DATA RECORDS:

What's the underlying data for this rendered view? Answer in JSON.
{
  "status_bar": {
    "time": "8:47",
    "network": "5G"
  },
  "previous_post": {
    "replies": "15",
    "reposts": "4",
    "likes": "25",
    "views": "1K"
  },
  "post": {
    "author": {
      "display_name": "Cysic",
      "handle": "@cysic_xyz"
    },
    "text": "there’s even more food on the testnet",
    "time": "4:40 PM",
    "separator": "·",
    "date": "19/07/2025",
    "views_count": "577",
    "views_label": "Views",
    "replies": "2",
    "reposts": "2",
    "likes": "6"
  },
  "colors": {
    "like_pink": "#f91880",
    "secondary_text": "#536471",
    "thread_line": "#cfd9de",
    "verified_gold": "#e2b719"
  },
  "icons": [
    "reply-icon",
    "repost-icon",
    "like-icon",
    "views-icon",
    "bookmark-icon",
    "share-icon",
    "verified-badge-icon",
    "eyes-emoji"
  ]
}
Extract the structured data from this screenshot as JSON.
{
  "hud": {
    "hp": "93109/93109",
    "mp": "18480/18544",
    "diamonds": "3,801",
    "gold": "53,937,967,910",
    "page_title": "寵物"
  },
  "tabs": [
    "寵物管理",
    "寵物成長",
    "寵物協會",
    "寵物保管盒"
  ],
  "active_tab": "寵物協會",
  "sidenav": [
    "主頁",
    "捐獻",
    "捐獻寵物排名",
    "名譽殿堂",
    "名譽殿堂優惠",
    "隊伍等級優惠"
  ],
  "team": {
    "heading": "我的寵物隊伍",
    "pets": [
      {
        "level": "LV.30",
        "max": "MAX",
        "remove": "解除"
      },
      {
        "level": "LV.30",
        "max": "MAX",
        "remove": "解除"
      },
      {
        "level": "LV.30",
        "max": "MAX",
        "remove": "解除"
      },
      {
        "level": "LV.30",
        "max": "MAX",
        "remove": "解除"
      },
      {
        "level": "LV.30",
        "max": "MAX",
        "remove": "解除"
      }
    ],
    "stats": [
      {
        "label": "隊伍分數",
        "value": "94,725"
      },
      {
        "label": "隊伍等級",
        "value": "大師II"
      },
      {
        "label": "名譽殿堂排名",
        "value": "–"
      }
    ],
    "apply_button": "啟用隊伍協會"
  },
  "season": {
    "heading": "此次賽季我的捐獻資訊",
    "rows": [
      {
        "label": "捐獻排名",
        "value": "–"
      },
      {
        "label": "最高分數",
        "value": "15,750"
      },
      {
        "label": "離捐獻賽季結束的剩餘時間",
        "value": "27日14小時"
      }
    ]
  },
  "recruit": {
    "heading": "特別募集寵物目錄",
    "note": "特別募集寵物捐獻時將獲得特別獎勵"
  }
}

* * *

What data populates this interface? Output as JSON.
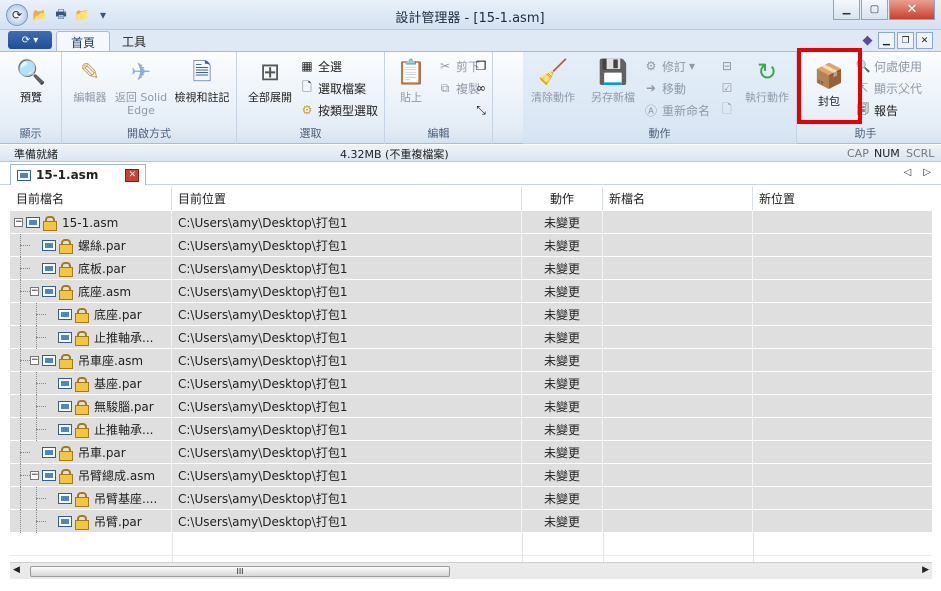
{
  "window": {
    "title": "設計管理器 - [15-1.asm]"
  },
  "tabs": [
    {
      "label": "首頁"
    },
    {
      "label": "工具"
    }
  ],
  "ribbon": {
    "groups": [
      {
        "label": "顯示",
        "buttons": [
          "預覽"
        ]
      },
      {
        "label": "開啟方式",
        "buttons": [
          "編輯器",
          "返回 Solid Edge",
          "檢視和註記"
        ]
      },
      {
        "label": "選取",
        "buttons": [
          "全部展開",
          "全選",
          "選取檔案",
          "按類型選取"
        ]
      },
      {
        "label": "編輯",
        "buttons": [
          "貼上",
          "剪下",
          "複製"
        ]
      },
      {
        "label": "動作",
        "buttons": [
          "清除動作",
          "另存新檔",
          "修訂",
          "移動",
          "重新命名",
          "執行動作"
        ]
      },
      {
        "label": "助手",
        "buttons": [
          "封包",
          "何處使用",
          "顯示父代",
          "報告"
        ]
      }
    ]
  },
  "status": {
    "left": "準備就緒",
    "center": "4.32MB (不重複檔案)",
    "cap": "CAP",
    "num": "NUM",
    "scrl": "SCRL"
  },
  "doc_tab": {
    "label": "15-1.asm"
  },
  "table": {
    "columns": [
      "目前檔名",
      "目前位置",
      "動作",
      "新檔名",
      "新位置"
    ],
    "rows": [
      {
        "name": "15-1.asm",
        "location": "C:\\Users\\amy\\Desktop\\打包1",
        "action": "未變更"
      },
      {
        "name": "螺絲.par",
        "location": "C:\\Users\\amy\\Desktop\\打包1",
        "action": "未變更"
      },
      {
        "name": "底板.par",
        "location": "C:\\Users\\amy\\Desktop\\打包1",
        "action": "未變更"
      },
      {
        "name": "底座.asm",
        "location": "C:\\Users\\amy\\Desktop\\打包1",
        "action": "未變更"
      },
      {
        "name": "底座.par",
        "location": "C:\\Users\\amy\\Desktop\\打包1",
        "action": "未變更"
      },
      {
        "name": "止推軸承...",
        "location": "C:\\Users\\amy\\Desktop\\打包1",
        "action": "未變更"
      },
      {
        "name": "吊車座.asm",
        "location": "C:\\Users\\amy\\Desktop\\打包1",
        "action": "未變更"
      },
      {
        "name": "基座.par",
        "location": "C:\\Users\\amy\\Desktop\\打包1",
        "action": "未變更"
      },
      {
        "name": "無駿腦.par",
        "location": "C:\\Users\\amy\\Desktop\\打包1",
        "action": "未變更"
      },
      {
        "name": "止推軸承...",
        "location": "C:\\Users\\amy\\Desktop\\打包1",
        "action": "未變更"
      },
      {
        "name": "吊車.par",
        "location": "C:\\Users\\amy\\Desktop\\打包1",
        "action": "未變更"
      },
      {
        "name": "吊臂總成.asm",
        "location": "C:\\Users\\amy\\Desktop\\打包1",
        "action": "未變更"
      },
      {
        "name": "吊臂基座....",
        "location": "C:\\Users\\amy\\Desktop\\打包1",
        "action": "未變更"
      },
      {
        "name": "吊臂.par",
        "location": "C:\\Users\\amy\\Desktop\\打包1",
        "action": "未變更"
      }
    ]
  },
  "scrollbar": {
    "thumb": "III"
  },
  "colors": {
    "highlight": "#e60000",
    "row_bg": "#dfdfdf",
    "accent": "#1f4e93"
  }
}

---

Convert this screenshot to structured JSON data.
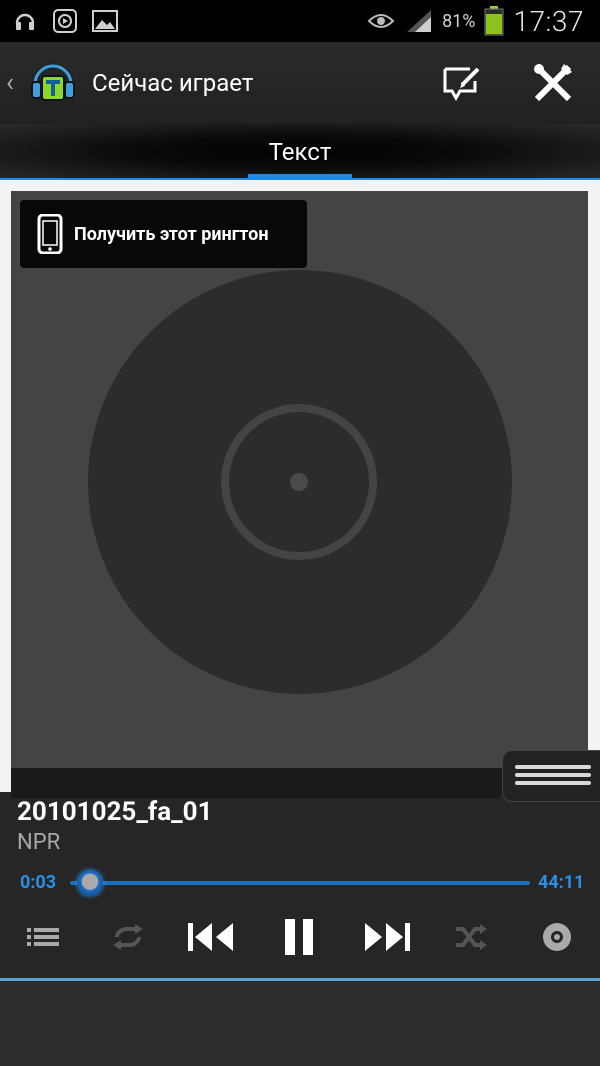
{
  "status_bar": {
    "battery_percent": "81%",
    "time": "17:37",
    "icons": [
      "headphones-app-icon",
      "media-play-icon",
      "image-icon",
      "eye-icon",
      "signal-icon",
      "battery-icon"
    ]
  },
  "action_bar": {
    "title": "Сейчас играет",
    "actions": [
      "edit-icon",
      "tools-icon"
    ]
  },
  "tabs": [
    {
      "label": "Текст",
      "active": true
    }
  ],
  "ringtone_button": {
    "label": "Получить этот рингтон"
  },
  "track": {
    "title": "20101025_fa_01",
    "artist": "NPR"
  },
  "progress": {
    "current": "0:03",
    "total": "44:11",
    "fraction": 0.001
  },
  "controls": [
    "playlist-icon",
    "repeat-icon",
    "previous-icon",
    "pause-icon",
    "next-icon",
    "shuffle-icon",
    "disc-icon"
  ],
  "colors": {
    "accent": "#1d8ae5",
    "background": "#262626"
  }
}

EXERCISE TASK:
Return the lines of the records that include the string "screenshot".

FINAL ANSWER:
Extract the structured data from this screenshot as JSON.
Convert this screenshot to structured JSON data.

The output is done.